Some records:

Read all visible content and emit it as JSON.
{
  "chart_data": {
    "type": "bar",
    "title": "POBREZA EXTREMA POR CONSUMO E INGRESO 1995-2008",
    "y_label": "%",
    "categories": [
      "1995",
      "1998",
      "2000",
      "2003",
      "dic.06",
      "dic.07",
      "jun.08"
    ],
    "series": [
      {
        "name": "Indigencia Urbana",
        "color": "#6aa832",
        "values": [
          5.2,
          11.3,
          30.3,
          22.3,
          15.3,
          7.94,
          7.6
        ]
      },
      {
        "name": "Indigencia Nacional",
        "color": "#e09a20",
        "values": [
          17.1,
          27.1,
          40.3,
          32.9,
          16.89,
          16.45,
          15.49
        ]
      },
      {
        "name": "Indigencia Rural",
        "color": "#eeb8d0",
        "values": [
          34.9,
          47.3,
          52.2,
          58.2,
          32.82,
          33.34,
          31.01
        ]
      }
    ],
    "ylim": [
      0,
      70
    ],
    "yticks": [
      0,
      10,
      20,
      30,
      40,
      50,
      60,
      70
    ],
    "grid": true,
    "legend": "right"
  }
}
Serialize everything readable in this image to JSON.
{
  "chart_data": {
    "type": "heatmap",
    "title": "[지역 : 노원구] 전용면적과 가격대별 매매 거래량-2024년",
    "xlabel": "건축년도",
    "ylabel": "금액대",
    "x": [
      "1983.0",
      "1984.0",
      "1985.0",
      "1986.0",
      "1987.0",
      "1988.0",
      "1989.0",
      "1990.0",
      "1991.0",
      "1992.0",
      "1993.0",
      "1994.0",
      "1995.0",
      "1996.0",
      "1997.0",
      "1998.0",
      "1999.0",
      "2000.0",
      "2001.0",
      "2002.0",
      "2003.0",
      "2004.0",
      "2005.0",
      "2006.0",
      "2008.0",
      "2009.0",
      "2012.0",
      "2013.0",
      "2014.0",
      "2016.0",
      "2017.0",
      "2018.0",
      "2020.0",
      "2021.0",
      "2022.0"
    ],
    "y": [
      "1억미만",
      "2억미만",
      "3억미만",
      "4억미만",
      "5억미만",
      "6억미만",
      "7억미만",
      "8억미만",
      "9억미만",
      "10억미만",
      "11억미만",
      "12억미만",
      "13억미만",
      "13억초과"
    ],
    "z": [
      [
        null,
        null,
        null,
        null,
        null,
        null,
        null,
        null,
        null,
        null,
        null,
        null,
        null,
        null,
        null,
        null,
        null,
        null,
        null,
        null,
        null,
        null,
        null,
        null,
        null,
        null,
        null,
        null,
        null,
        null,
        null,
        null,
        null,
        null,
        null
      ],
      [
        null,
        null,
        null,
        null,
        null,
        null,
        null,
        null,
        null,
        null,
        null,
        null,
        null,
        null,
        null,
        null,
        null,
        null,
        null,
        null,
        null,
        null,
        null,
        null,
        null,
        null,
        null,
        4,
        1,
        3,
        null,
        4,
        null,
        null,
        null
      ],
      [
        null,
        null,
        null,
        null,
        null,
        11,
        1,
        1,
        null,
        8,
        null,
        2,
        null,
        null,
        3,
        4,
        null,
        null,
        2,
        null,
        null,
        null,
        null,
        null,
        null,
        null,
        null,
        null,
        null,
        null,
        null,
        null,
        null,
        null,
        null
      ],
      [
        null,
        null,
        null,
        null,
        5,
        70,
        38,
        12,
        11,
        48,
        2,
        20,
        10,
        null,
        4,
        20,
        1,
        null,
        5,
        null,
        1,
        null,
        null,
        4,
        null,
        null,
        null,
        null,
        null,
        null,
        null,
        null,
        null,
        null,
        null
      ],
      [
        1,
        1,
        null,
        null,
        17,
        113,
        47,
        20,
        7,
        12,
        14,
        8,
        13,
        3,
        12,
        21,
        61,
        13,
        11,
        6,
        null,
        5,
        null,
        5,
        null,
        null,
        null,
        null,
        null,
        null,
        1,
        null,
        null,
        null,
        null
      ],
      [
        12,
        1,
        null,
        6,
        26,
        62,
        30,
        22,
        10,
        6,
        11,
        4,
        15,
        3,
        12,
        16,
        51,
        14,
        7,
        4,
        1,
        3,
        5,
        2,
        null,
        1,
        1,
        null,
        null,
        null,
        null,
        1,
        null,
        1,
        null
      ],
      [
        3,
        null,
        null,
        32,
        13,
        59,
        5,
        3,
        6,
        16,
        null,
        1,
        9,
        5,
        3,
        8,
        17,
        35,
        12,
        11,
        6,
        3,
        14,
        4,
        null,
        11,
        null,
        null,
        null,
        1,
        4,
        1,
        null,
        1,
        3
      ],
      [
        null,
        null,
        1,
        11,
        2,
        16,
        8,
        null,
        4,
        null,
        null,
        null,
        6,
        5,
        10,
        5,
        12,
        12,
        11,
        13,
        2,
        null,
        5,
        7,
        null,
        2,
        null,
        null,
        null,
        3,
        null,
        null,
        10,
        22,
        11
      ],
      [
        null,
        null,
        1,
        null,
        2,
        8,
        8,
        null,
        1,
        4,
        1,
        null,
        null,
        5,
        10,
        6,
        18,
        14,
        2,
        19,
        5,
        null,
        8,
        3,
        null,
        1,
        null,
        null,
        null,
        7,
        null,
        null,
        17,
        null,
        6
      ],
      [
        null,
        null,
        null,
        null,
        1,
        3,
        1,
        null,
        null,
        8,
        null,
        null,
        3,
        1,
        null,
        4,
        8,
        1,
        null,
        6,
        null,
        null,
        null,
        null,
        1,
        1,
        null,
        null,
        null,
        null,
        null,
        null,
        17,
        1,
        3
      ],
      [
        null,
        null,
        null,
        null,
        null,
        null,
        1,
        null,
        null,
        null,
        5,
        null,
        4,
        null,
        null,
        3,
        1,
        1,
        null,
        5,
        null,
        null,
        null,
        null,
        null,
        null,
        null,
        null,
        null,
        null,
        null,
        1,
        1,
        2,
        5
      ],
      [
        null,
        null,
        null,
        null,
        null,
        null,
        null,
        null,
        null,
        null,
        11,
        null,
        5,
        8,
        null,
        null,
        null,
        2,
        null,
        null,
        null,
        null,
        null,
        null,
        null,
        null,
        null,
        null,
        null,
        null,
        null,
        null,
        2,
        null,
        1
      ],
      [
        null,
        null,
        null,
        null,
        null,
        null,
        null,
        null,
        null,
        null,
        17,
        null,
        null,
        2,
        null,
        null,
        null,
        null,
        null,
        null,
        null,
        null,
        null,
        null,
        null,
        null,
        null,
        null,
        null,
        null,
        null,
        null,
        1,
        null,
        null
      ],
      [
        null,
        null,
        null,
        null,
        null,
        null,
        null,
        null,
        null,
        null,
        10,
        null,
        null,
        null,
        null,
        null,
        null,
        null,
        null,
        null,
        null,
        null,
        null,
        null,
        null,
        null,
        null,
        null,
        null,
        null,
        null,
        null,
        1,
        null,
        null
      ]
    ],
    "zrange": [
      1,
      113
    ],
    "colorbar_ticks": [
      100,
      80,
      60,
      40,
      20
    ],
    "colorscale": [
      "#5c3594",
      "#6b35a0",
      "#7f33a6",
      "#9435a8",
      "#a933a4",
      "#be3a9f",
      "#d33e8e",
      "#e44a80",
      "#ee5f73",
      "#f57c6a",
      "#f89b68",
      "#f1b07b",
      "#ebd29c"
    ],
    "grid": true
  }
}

- Goal:
Write the material out exactly, with nothing left out.

- Result of the task:
Read all visible content and emit it as JSON.
{
  "chart_data": {
    "type": "bar",
    "title": "POBREZA EXTREMA POR CONSUMO E INGRESO 1995-2008",
    "y_label": "%",
    "categories": [
      "1995",
      "1998",
      "2000",
      "2003",
      "dic.06",
      "dic.07",
      "jun.08"
    ],
    "series": [
      {
        "name": "Indigencia Urbana",
        "color": "#6aa832",
        "values": [
          5.2,
          11.3,
          30.3,
          22.3,
          15.3,
          7.94,
          7.6
        ]
      },
      {
        "name": "Indigencia Nacional",
        "color": "#e09a20",
        "values": [
          17.1,
          27.1,
          40.3,
          32.9,
          16.89,
          16.45,
          15.49
        ]
      },
      {
        "name": "Indigencia Rural",
        "color": "#eeb8d0",
        "values": [
          34.9,
          47.3,
          52.2,
          58.2,
          32.82,
          33.34,
          31.01
        ]
      }
    ],
    "ylim": [
      0,
      70
    ],
    "yticks": [
      0,
      10,
      20,
      30,
      40,
      50,
      60,
      70
    ],
    "grid": true,
    "legend": "right"
  }
}
Serialize everything readable in this image to JSON.
{
  "chart_data": {
    "type": "heatmap",
    "title": "[지역 : 노원구] 전용면적과 가격대별 매매 거래량-2024년",
    "xlabel": "건축년도",
    "ylabel": "금액대",
    "x": [
      "1983.0",
      "1984.0",
      "1985.0",
      "1986.0",
      "1987.0",
      "1988.0",
      "1989.0",
      "1990.0",
      "1991.0",
      "1992.0",
      "1993.0",
      "1994.0",
      "1995.0",
      "1996.0",
      "1997.0",
      "1998.0",
      "1999.0",
      "2000.0",
      "2001.0",
      "2002.0",
      "2003.0",
      "2004.0",
      "2005.0",
      "2006.0",
      "2008.0",
      "2009.0",
      "2012.0",
      "2013.0",
      "2014.0",
      "2016.0",
      "2017.0",
      "2018.0",
      "2020.0",
      "2021.0",
      "2022.0"
    ],
    "y": [
      "1억미만",
      "2억미만",
      "3억미만",
      "4억미만",
      "5억미만",
      "6억미만",
      "7억미만",
      "8억미만",
      "9억미만",
      "10억미만",
      "11억미만",
      "12억미만",
      "13억미만",
      "13억초과"
    ],
    "z": [
      [
        null,
        null,
        null,
        null,
        null,
        null,
        null,
        null,
        null,
        null,
        null,
        null,
        null,
        null,
        null,
        null,
        null,
        null,
        null,
        null,
        null,
        null,
        null,
        null,
        null,
        null,
        null,
        null,
        null,
        null,
        null,
        null,
        null,
        null,
        null
      ],
      [
        null,
        null,
        null,
        null,
        null,
        null,
        null,
        null,
        null,
        null,
        null,
        null,
        null,
        null,
        null,
        null,
        null,
        null,
        null,
        null,
        null,
        null,
        null,
        null,
        null,
        null,
        null,
        4,
        1,
        3,
        null,
        4,
        null,
        null,
        null
      ],
      [
        null,
        null,
        null,
        null,
        null,
        11,
        1,
        1,
        null,
        8,
        null,
        2,
        null,
        null,
        3,
        4,
        null,
        null,
        2,
        null,
        null,
        null,
        null,
        null,
        null,
        null,
        null,
        null,
        null,
        null,
        null,
        null,
        null,
        null,
        null
      ],
      [
        null,
        null,
        null,
        null,
        5,
        70,
        38,
        12,
        11,
        48,
        2,
        20,
        10,
        null,
        4,
        20,
        1,
        null,
        5,
        null,
        1,
        null,
        null,
        4,
        null,
        null,
        null,
        null,
        null,
        null,
        null,
        null,
        null,
        null,
        null
      ],
      [
        1,
        1,
        null,
        null,
        17,
        113,
        47,
        20,
        7,
        12,
        14,
        8,
        13,
        3,
        12,
        21,
        61,
        13,
        11,
        6,
        null,
        5,
        null,
        5,
        null,
        null,
        null,
        null,
        null,
        null,
        1,
        null,
        null,
        null,
        null
      ],
      [
        12,
        1,
        null,
        6,
        26,
        62,
        30,
        22,
        10,
        6,
        11,
        4,
        15,
        3,
        12,
        16,
        51,
        14,
        7,
        4,
        1,
        3,
        5,
        2,
        null,
        1,
        1,
        null,
        null,
        null,
        null,
        1,
        null,
        1,
        null
      ],
      [
        3,
        null,
        null,
        32,
        13,
        59,
        5,
        3,
        6,
        16,
        null,
        1,
        9,
        5,
        3,
        8,
        17,
        35,
        12,
        11,
        6,
        3,
        14,
        4,
        null,
        11,
        null,
        null,
        null,
        1,
        4,
        1,
        null,
        1,
        3
      ],
      [
        null,
        null,
        1,
        11,
        2,
        16,
        8,
        null,
        4,
        null,
        null,
        null,
        6,
        5,
        10,
        5,
        12,
        12,
        11,
        13,
        2,
        null,
        5,
        7,
        null,
        2,
        null,
        null,
        null,
        3,
        null,
        null,
        10,
        22,
        11
      ],
      [
        null,
        null,
        1,
        null,
        2,
        8,
        8,
        null,
        1,
        4,
        1,
        null,
        null,
        5,
        10,
        6,
        18,
        14,
        2,
        19,
        5,
        null,
        8,
        3,
        null,
        1,
        null,
        null,
        null,
        7,
        null,
        null,
        17,
        null,
        6
      ],
      [
        null,
        null,
        null,
        null,
        1,
        3,
        1,
        null,
        null,
        8,
        null,
        null,
        3,
        1,
        null,
        4,
        8,
        1,
        null,
        6,
        null,
        null,
        null,
        null,
        1,
        1,
        null,
        null,
        null,
        null,
        null,
        null,
        17,
        1,
        3
      ],
      [
        null,
        null,
        null,
        null,
        null,
        null,
        1,
        null,
        null,
        null,
        5,
        null,
        4,
        null,
        null,
        3,
        1,
        1,
        null,
        5,
        null,
        null,
        null,
        null,
        null,
        null,
        null,
        null,
        null,
        null,
        null,
        1,
        1,
        2,
        5
      ],
      [
        null,
        null,
        null,
        null,
        null,
        null,
        null,
        null,
        null,
        null,
        11,
        null,
        5,
        8,
        null,
        null,
        null,
        2,
        null,
        null,
        null,
        null,
        null,
        null,
        null,
        null,
        null,
        null,
        null,
        null,
        null,
        null,
        2,
        null,
        1
      ],
      [
        null,
        null,
        null,
        null,
        null,
        null,
        null,
        null,
        null,
        null,
        17,
        null,
        null,
        2,
        null,
        null,
        null,
        null,
        null,
        null,
        null,
        null,
        null,
        null,
        null,
        null,
        null,
        null,
        null,
        null,
        null,
        null,
        1,
        null,
        null
      ],
      [
        null,
        null,
        null,
        null,
        null,
        null,
        null,
        null,
        null,
        null,
        10,
        null,
        null,
        null,
        null,
        null,
        null,
        null,
        null,
        null,
        null,
        null,
        null,
        null,
        null,
        null,
        null,
        null,
        null,
        null,
        null,
        null,
        1,
        null,
        null
      ]
    ],
    "zrange": [
      1,
      113
    ],
    "colorbar_ticks": [
      100,
      80,
      60,
      40,
      20
    ],
    "colorscale": [
      "#5c3594",
      "#6b35a0",
      "#7f33a6",
      "#9435a8",
      "#a933a4",
      "#be3a9f",
      "#d33e8e",
      "#e44a80",
      "#ee5f73",
      "#f57c6a",
      "#f89b68",
      "#f1b07b",
      "#ebd29c"
    ],
    "grid": true
  }
}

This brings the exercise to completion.